▶ **What is being asked**
In the following material, identify every line holding the string "tuoi" and return it.

A block of data:
^^^^^^^^^^^^^^^^

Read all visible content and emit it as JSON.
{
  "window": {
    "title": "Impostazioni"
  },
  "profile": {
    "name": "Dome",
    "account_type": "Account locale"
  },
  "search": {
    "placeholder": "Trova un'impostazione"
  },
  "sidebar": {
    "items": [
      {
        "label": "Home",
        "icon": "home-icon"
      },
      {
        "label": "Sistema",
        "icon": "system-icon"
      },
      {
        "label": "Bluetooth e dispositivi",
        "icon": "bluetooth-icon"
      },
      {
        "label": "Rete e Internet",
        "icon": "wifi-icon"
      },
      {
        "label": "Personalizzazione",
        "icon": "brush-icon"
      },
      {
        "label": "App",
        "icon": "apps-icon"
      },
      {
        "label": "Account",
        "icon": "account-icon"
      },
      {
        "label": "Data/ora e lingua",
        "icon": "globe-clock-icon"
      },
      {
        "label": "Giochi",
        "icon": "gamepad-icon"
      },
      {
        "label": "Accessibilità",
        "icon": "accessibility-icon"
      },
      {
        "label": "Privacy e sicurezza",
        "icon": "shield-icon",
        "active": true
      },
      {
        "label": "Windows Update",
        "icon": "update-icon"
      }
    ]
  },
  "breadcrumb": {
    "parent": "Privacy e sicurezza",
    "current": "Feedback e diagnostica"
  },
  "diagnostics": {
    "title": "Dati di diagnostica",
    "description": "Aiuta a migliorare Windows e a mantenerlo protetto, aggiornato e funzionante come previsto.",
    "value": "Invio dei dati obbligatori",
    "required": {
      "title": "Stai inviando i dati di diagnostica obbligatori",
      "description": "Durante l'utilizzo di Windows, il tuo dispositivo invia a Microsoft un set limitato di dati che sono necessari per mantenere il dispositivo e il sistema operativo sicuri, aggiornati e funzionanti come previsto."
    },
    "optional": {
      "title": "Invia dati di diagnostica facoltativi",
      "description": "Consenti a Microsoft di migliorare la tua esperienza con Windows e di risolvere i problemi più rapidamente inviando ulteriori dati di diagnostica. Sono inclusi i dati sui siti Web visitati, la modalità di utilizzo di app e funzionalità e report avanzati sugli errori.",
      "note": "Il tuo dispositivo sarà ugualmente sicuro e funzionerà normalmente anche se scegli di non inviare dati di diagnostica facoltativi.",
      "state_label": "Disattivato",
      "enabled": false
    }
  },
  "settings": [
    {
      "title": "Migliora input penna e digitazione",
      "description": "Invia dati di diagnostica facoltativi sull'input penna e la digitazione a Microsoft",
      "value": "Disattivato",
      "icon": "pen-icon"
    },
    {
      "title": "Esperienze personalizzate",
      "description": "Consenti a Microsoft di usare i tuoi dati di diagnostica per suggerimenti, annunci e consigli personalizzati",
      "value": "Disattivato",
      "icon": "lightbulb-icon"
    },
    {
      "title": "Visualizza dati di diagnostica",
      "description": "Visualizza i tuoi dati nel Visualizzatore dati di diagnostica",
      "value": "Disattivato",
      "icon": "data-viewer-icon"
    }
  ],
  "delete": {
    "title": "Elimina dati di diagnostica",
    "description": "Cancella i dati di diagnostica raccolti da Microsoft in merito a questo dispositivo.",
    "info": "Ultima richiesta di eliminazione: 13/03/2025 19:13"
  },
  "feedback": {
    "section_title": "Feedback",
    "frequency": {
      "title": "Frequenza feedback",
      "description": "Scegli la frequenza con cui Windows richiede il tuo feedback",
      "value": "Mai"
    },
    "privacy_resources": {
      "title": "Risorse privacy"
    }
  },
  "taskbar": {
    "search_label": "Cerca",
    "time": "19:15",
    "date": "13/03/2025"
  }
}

^^^^^^^^^^^^^^^^

▶ **Output of the exercise**
      "description": "Consenti a Microsoft di usare i tuoi dati di diagnostica per suggerimenti, annunci e consigli personalizzati",
      "description": "Visualizza i tuoi dati nel Visualizzatore dati di diagnostica",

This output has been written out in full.